▸ **Task to carry out**
For this exercise, copy out each line of the material below that includes "name".

▸ **Figure record listings**

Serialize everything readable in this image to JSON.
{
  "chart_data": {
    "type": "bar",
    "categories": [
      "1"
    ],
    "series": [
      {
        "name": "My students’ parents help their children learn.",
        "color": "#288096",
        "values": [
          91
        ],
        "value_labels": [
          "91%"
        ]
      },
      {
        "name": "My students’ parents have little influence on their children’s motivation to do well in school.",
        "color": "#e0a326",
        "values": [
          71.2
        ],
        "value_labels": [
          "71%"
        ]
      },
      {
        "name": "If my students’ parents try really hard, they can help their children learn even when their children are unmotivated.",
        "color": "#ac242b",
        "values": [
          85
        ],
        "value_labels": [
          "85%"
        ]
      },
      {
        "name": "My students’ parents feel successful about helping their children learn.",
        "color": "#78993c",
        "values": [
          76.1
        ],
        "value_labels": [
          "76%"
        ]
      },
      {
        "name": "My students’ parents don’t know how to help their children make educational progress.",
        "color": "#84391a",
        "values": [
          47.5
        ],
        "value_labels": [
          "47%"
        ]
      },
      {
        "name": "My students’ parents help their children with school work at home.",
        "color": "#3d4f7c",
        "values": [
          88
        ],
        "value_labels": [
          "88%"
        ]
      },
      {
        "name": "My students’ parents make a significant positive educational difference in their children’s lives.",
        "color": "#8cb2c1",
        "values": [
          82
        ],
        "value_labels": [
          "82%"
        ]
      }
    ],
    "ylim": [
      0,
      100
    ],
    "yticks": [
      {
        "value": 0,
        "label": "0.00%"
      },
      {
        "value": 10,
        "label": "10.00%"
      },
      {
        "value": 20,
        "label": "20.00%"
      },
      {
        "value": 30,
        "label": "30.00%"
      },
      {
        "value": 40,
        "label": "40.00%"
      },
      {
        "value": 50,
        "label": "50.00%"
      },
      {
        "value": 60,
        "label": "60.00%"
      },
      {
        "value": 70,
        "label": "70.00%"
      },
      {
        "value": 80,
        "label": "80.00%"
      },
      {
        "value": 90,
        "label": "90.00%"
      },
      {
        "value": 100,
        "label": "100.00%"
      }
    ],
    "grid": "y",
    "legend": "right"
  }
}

▸ **Result of the exercise**
        "name": "My students’ parents help their children learn.",
        "name": "My students’ parents have little influence on their children’s motivation to do well in school.",
        "name": "If my students’ parents try really hard, they can help their children learn even when their children are unmotivated.",
        "name": "My students’ parents feel successful about helping their children learn.",
        "name": "My students’ parents don’t know how to help their children make educational progress.",
        "name": "My students’ parents help their children with school work at home.",
        "name": "My students’ parents make a significant positive educational difference in their children’s lives.",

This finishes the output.